- [WHAT TO DO]: Below are some records; repeat them all exactly, minus the pictures.

- [RECORDS PROVIDED]:
━━━━━━━━━━━━━━━━

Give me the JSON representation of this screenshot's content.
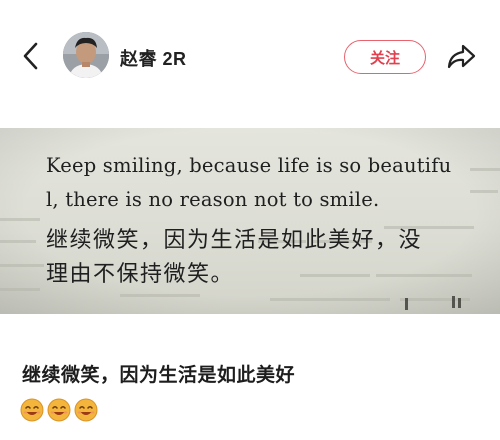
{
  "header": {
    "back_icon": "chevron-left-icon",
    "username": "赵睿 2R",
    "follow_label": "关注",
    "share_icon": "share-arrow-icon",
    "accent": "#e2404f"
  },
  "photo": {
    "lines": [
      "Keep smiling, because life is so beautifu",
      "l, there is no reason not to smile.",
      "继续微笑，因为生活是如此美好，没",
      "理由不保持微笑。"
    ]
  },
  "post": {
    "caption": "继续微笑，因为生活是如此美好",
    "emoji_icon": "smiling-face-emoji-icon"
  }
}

━━━━━━━━━━━━━━━━

- [FINISHED ANSWER]:
Give me the JSON representation of this screenshot's content.
{
  "header": {
    "back_icon": "chevron-left-icon",
    "username": "赵睿 2R",
    "follow_label": "关注",
    "share_icon": "share-arrow-icon",
    "accent": "#e2404f"
  },
  "photo": {
    "lines": [
      "Keep smiling, because life is so beautifu",
      "l, there is no reason not to smile.",
      "继续微笑，因为生活是如此美好，没",
      "理由不保持微笑。"
    ]
  },
  "post": {
    "caption": "继续微笑，因为生活是如此美好",
    "emoji_icon": "smiling-face-emoji-icon"
  }
}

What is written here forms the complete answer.